(GIVEN PROBLEM): Pick out each line of the records that includes the string "River", and copy it.

# DATA FOR THE TASK start

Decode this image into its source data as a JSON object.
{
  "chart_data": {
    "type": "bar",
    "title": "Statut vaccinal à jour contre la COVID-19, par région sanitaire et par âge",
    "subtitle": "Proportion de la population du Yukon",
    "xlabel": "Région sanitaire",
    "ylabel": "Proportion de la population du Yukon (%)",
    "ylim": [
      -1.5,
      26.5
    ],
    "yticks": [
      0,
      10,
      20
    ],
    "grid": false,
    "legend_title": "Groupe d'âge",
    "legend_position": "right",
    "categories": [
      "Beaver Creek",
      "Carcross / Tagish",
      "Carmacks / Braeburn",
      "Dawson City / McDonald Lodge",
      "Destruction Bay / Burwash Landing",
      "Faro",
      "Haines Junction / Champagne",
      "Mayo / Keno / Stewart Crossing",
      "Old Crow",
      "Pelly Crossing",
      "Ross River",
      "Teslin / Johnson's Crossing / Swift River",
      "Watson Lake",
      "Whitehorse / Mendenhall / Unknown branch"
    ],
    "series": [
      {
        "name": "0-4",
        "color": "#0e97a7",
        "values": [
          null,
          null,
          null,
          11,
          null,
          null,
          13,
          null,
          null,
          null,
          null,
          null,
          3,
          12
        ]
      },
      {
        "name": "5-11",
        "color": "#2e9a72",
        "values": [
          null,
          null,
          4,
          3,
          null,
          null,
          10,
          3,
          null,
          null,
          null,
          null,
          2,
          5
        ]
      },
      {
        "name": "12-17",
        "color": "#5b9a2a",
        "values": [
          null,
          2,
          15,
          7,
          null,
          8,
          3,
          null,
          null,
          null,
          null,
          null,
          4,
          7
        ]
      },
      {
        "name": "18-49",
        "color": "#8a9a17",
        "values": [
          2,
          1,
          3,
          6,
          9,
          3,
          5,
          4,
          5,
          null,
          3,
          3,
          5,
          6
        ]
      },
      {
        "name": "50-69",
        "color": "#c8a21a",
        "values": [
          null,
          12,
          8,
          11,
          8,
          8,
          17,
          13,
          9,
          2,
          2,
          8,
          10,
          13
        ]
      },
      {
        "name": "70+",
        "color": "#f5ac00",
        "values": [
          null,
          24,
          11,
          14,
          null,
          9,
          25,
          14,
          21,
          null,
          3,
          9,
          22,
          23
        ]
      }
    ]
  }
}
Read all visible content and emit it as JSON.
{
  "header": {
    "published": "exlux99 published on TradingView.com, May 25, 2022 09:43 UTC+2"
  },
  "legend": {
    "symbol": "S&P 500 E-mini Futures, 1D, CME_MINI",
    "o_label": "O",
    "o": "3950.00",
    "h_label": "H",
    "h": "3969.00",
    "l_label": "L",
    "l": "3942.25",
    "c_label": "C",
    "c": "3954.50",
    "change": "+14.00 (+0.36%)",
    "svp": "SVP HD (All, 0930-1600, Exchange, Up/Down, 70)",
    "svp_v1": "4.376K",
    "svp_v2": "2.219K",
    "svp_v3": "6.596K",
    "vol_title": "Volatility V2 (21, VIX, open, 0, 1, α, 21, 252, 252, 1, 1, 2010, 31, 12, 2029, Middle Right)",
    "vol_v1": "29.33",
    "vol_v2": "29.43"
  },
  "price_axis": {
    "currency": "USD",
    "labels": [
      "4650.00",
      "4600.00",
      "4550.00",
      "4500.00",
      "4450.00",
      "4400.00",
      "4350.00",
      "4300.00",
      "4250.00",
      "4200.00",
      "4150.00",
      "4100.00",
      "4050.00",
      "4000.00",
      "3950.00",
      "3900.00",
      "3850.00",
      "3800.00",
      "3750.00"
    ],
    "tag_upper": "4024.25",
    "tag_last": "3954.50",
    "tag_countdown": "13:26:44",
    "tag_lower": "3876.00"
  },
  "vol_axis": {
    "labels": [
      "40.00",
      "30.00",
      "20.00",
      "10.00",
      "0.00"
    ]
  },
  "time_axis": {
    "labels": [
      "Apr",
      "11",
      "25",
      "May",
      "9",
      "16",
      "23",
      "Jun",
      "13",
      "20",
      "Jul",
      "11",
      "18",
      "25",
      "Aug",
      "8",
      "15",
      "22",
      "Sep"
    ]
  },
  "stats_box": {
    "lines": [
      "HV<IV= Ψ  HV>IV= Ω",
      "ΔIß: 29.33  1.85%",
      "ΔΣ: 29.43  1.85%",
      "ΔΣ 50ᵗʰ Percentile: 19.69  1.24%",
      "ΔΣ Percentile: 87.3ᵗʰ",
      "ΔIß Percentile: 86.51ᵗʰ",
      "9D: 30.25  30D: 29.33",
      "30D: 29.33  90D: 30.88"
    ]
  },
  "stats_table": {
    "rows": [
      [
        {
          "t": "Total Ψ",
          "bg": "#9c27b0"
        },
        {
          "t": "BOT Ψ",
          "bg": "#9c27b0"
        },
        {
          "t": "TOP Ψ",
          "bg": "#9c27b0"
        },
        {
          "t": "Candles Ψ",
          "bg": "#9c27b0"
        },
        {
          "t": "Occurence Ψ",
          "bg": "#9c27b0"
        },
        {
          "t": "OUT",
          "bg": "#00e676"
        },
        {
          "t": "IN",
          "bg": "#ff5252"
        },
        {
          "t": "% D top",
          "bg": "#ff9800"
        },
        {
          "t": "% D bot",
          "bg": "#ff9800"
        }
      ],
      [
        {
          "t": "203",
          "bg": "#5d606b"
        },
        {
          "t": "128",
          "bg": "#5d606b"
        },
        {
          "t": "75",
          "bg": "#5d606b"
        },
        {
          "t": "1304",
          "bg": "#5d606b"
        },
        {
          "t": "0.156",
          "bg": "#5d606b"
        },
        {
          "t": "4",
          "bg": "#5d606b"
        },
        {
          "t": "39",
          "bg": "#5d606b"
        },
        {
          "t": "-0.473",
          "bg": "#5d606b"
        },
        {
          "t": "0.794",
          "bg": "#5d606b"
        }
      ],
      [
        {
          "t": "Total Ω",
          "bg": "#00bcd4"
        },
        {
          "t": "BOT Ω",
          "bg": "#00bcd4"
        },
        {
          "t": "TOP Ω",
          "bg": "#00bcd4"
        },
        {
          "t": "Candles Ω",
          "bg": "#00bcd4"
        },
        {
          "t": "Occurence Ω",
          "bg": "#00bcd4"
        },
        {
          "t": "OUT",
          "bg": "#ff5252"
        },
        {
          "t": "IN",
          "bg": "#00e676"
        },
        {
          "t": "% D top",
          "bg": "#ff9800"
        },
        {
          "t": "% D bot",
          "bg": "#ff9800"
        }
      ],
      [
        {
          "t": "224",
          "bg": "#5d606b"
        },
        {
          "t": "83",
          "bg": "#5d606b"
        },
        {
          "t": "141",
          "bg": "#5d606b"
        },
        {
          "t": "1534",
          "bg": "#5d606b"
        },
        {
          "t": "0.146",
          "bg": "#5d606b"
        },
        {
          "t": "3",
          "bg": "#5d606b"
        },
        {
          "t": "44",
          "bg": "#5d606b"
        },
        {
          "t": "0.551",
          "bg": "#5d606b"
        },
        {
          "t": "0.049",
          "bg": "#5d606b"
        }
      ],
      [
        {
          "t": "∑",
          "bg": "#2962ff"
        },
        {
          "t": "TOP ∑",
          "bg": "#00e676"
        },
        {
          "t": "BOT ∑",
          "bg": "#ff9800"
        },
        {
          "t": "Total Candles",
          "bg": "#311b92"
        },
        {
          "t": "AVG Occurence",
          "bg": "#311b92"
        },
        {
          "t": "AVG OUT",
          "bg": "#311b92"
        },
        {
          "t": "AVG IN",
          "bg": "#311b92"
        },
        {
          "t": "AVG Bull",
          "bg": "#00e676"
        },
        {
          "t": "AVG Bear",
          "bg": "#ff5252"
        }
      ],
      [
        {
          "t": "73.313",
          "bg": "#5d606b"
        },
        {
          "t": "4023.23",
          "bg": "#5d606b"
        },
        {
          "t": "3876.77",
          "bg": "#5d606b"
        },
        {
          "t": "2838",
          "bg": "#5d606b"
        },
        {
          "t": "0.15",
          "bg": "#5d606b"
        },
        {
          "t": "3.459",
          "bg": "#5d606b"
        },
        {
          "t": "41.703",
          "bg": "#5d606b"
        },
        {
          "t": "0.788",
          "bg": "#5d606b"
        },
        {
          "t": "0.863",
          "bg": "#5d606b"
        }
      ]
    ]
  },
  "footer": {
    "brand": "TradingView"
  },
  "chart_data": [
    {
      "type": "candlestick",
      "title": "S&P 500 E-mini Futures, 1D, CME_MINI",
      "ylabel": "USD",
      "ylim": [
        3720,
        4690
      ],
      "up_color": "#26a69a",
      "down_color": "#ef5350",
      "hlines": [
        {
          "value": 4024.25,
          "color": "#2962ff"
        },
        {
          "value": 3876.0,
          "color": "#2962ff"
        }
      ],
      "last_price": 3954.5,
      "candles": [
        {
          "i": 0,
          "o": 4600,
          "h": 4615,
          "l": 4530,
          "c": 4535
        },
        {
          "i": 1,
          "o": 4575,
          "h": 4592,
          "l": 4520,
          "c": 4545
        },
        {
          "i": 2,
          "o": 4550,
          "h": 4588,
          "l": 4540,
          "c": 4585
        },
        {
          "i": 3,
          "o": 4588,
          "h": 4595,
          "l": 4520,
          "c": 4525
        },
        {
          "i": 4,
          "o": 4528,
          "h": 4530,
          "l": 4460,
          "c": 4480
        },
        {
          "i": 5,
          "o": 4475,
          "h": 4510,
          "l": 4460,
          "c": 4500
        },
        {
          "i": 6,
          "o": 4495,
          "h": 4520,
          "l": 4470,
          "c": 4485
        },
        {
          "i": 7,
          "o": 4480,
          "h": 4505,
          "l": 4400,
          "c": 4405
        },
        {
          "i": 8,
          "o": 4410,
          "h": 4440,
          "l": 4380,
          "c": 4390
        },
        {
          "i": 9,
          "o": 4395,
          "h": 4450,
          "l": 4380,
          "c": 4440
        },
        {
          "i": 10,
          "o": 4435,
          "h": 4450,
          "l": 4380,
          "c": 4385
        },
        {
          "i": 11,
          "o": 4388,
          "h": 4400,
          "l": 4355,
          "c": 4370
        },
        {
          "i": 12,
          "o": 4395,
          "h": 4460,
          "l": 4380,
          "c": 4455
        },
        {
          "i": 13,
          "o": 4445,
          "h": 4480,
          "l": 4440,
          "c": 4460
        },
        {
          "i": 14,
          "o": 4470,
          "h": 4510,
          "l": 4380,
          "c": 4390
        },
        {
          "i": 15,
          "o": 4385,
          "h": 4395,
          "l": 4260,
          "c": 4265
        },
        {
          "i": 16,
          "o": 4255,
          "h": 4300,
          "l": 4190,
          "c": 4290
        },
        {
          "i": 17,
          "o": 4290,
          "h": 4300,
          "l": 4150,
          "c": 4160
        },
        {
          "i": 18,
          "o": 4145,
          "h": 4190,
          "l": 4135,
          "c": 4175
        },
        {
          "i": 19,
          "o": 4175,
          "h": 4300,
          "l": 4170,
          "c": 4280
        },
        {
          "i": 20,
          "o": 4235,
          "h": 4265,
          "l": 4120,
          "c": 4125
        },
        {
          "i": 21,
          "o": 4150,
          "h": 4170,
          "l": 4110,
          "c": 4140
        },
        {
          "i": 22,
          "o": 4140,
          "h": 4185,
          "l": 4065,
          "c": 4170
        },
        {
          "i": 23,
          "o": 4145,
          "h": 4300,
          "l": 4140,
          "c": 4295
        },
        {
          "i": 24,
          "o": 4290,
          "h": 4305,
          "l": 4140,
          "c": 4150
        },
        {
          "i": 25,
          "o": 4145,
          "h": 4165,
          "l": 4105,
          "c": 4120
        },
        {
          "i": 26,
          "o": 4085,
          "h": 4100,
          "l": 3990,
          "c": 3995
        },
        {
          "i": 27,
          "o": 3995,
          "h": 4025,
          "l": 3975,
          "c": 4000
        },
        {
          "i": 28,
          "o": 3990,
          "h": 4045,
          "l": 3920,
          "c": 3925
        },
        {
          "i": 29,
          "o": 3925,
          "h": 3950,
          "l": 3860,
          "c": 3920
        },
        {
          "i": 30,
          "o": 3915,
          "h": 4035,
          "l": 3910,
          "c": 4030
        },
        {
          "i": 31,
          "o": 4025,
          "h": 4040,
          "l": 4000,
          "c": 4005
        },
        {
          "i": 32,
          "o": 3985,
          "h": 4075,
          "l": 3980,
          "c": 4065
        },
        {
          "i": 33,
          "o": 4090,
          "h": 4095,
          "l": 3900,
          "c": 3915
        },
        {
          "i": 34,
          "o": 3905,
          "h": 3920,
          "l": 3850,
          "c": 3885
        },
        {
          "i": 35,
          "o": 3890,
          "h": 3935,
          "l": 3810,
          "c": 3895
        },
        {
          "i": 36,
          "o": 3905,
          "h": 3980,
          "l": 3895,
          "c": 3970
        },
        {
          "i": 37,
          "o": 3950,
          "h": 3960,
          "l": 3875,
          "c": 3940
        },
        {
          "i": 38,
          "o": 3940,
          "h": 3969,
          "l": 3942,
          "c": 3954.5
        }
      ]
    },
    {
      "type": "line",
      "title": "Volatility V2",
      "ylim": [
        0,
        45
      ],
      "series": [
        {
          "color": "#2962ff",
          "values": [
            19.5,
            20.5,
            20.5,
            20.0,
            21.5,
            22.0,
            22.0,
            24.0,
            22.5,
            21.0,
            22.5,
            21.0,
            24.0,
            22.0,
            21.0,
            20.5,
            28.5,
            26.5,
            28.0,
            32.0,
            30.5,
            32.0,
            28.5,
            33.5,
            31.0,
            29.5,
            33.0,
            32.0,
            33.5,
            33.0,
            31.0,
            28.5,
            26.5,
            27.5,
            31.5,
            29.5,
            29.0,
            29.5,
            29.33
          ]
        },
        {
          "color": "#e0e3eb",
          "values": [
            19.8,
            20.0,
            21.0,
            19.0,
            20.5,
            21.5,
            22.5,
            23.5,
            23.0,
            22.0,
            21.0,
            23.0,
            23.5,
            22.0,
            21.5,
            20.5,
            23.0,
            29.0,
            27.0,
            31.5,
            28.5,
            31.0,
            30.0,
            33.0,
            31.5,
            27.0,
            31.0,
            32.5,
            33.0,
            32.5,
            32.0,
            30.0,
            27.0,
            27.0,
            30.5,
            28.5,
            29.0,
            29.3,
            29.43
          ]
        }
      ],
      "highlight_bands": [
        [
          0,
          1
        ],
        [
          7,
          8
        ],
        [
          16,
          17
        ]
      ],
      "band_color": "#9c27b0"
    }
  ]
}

# DATA FOR THE TASK end

(ANSWER TO THIS EXERCISE):
      "Ross River",
      "Teslin / Johnson's Crossing / Swift River",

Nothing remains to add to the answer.